**DIRECTION:**
Print the entries that appear below, exactly as written and without their pictures.

**DATA IN THIS EXERCISE:**
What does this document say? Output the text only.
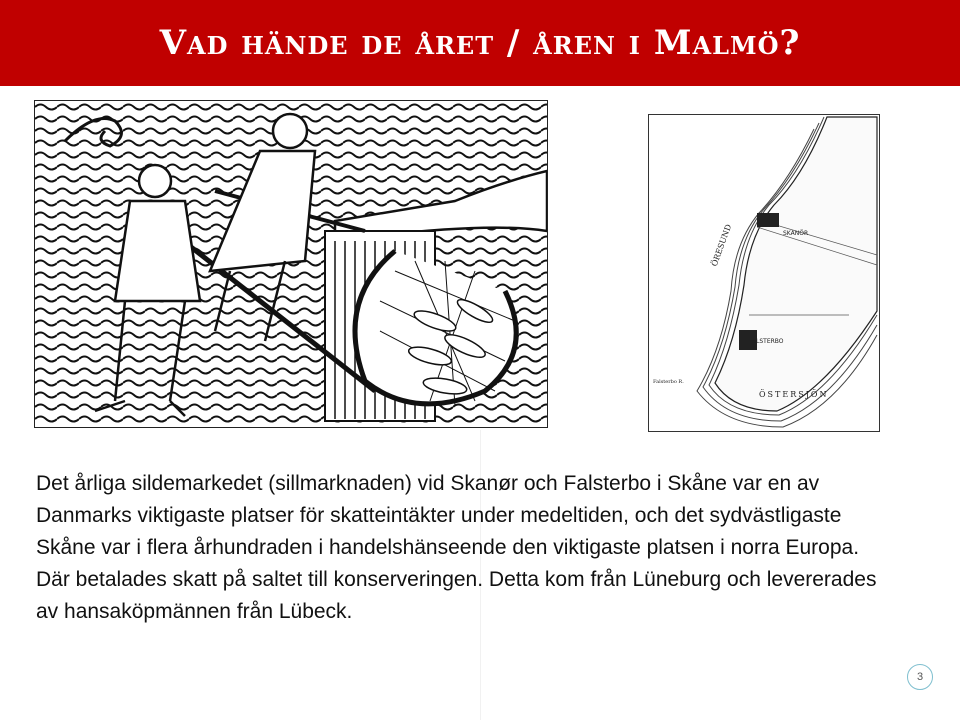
Vad hände de året / åren i Malmö?
ÖRESUND	SKANÖR
FALSTERBO
Falsterbo R.
ÖSTERSJÖN

Det årliga sildemarkedet (sillmarknaden) vid Skanør och Falsterbo i Skåne var en av Danmarks viktigaste platser för skatteintäkter under medeltiden, och det sydvästligaste Skåne var i flera århundraden i handelshänseende den viktigaste platsen i norra Europa. Där betalades skatt på saltet till konserveringen. Detta kom från Lüneburg och levererades av hansaköpmännen från Lübeck.

3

**SOLVED EXERCISE:**
What does this document say? Output the text only.
Vad hände de året / åren i Malmö?
ÖRESUND	SKANÖR
FALSTERBO
Falsterbo R.
ÖSTERSJÖN

Det årliga sildemarkedet (sillmarknaden) vid Skanør och Falsterbo i Skåne var en av Danmarks viktigaste platser för skatteintäkter under medeltiden, och det sydvästligaste Skåne var i flera århundraden i handelshänseende den viktigaste platsen i norra Europa. Där betalades skatt på saltet till konserveringen. Detta kom från Lüneburg och levererades av hansaköpmännen från Lübeck.

3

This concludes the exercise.